** What needs to be done **
Write out the listing beneath this instruction in its entirety, exactly as it reads.

** Given information **
******

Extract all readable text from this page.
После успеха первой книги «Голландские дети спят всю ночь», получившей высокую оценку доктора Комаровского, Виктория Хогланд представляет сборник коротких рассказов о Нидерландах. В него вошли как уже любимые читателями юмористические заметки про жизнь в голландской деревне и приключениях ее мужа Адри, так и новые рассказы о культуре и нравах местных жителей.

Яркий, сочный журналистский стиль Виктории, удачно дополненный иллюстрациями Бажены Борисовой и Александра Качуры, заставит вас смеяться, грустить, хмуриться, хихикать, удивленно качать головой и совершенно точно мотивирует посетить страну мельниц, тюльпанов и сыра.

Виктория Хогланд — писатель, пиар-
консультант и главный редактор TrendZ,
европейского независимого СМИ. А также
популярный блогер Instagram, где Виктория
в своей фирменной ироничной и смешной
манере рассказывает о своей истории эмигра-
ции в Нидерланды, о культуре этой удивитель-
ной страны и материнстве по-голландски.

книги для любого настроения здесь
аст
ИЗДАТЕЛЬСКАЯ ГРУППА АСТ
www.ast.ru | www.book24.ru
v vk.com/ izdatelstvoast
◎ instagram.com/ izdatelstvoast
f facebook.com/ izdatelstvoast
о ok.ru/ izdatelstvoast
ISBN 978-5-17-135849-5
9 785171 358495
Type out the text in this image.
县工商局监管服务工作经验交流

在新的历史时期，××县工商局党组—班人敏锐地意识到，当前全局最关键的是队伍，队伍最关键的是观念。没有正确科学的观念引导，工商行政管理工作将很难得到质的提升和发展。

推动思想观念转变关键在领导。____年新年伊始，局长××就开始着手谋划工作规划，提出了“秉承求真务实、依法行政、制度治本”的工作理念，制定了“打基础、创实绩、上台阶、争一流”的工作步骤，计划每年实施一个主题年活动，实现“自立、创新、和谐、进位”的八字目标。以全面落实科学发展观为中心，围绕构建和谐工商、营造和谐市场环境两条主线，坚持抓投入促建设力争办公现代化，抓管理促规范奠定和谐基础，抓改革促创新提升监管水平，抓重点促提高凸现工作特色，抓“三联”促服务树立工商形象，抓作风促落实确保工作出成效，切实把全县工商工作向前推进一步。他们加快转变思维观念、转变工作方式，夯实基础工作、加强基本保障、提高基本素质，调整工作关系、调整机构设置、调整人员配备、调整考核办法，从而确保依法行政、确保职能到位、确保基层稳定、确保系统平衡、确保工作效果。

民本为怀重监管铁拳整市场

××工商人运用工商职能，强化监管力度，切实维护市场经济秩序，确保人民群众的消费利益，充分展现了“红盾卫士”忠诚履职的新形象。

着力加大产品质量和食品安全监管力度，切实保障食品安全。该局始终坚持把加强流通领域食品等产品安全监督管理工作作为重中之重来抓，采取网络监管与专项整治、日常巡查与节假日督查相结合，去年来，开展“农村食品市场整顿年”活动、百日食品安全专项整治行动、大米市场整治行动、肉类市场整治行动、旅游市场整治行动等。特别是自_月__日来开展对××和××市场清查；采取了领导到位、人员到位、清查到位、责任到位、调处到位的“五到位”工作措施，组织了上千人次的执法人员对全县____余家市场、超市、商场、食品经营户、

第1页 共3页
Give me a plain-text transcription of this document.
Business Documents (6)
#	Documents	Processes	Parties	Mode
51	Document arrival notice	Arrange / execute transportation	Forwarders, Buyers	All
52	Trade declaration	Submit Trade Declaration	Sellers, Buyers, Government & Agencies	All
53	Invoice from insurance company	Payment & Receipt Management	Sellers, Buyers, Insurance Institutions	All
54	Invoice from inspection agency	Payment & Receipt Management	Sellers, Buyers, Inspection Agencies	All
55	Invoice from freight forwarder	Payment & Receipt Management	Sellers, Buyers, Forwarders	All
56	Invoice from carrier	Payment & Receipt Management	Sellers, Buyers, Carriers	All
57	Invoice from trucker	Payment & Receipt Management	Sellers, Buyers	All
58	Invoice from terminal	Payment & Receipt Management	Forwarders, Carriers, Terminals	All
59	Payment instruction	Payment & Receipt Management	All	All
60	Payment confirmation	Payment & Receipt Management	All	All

******

** Result below **
Extract all readable text from this page.
После успеха первой книги «Голландские дети спят всю ночь», получившей высокую оценку доктора Комаровского, Виктория Хогланд представляет сборник коротких рассказов о Нидерландах. В него вошли как уже любимые читателями юмористические заметки про жизнь в голландской деревне и приключениях ее мужа Адри, так и новые рассказы о культуре и нравах местных жителей.

Яркий, сочный журналистский стиль Виктории, удачно дополненный иллюстрациями Бажены Борисовой и Александра Качуры, заставит вас смеяться, грустить, хмуриться, хихикать, удивленно качать головой и совершенно точно мотивирует посетить страну мельниц, тюльпанов и сыра.

Виктория Хогланд — писатель, пиар-
консультант и главный редактор TrendZ,
европейского независимого СМИ. А также
популярный блогер Instagram, где Виктория
в своей фирменной ироничной и смешной
манере рассказывает о своей истории эмигра-
ции в Нидерланды, о культуре этой удивитель-
ной страны и материнстве по-голландски.

книги для любого настроения здесь
аст
ИЗДАТЕЛЬСКАЯ ГРУППА АСТ
www.ast.ru | www.book24.ru
v vk.com/ izdatelstvoast
◎ instagram.com/ izdatelstvoast
f facebook.com/ izdatelstvoast
о ok.ru/ izdatelstvoast
ISBN 978-5-17-135849-5
9 785171 358495
Type out the text in this image.
县工商局监管服务工作经验交流

在新的历史时期，××县工商局党组—班人敏锐地意识到，当前全局最关键的是队伍，队伍最关键的是观念。没有正确科学的观念引导，工商行政管理工作将很难得到质的提升和发展。

推动思想观念转变关键在领导。____年新年伊始，局长××就开始着手谋划工作规划，提出了“秉承求真务实、依法行政、制度治本”的工作理念，制定了“打基础、创实绩、上台阶、争一流”的工作步骤，计划每年实施一个主题年活动，实现“自立、创新、和谐、进位”的八字目标。以全面落实科学发展观为中心，围绕构建和谐工商、营造和谐市场环境两条主线，坚持抓投入促建设力争办公现代化，抓管理促规范奠定和谐基础，抓改革促创新提升监管水平，抓重点促提高凸现工作特色，抓“三联”促服务树立工商形象，抓作风促落实确保工作出成效，切实把全县工商工作向前推进一步。他们加快转变思维观念、转变工作方式，夯实基础工作、加强基本保障、提高基本素质，调整工作关系、调整机构设置、调整人员配备、调整考核办法，从而确保依法行政、确保职能到位、确保基层稳定、确保系统平衡、确保工作效果。

民本为怀重监管铁拳整市场

××工商人运用工商职能，强化监管力度，切实维护市场经济秩序，确保人民群众的消费利益，充分展现了“红盾卫士”忠诚履职的新形象。

着力加大产品质量和食品安全监管力度，切实保障食品安全。该局始终坚持把加强流通领域食品等产品安全监督管理工作作为重中之重来抓，采取网络监管与专项整治、日常巡查与节假日督查相结合，去年来，开展“农村食品市场整顿年”活动、百日食品安全专项整治行动、大米市场整治行动、肉类市场整治行动、旅游市场整治行动等。特别是自_月__日来开展对××和××市场清查；采取了领导到位、人员到位、清查到位、责任到位、调处到位的“五到位”工作措施，组织了上千人次的执法人员对全县____余家市场、超市、商场、食品经营户、

第1页 共3页
Give me a plain-text transcription of this document.
Business Documents (6)
#	Documents	Processes	Parties	Mode
51	Document arrival notice	Arrange / execute transportation	Forwarders, Buyers	All
52	Trade declaration	Submit Trade Declaration	Sellers, Buyers, Government & Agencies	All
53	Invoice from insurance company	Payment & Receipt Management	Sellers, Buyers, Insurance Institutions	All
54	Invoice from inspection agency	Payment & Receipt Management	Sellers, Buyers, Inspection Agencies	All
55	Invoice from freight forwarder	Payment & Receipt Management	Sellers, Buyers, Forwarders	All
56	Invoice from carrier	Payment & Receipt Management	Sellers, Buyers, Carriers	All
57	Invoice from trucker	Payment & Receipt Management	Sellers, Buyers	All
58	Invoice from terminal	Payment & Receipt Management	Forwarders, Carriers, Terminals	All
59	Payment instruction	Payment & Receipt Management	All	All
60	Payment confirmation	Payment & Receipt Management	All	All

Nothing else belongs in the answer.